= Stored records =
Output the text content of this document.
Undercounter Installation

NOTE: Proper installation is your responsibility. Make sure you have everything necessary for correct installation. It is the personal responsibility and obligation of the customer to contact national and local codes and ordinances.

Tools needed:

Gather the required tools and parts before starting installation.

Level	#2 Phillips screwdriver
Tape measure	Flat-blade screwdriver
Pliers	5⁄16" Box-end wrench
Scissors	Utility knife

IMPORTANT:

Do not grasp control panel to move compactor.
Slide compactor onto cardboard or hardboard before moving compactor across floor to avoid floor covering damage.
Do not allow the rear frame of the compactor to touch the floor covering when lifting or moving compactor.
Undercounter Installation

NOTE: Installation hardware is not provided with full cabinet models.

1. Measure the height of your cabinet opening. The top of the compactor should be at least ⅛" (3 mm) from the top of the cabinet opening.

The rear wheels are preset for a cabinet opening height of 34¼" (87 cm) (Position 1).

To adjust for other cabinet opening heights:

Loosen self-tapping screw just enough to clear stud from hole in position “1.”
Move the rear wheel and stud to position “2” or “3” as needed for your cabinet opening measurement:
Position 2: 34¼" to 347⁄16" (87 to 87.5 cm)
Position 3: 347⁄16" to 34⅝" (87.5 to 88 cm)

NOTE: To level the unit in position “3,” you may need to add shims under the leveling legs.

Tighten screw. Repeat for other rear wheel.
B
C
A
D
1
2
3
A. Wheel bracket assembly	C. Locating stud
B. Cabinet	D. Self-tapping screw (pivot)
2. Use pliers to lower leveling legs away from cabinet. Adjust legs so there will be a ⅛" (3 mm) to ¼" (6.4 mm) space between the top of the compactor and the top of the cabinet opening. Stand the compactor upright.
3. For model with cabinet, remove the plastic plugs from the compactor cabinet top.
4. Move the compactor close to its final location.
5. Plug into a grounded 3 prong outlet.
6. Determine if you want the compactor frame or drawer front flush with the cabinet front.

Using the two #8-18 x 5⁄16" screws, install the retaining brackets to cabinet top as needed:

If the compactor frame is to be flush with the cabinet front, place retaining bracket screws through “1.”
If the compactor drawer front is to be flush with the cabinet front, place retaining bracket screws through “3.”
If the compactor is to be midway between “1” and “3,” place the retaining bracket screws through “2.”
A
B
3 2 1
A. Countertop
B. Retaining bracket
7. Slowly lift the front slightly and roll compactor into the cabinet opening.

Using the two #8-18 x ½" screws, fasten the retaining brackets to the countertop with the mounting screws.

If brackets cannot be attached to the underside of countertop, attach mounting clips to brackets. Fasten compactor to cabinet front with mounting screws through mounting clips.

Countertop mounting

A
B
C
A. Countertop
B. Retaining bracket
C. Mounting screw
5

= Stated task =
Locate each line containing the string "your" and show it.

= Complete answer =
NOTE: Proper installation is your responsibility. Make sure you have everything necessary for correct installation. It is the personal responsibility and obligation of the customer to contact national and local codes and ordinances.
1. Measure the height of your cabinet opening. The top of the compactor should be at least ⅛" (3 mm) from the top of the cabinet opening.
Move the rear wheel and stud to position “2” or “3” as needed for your cabinet opening measurement:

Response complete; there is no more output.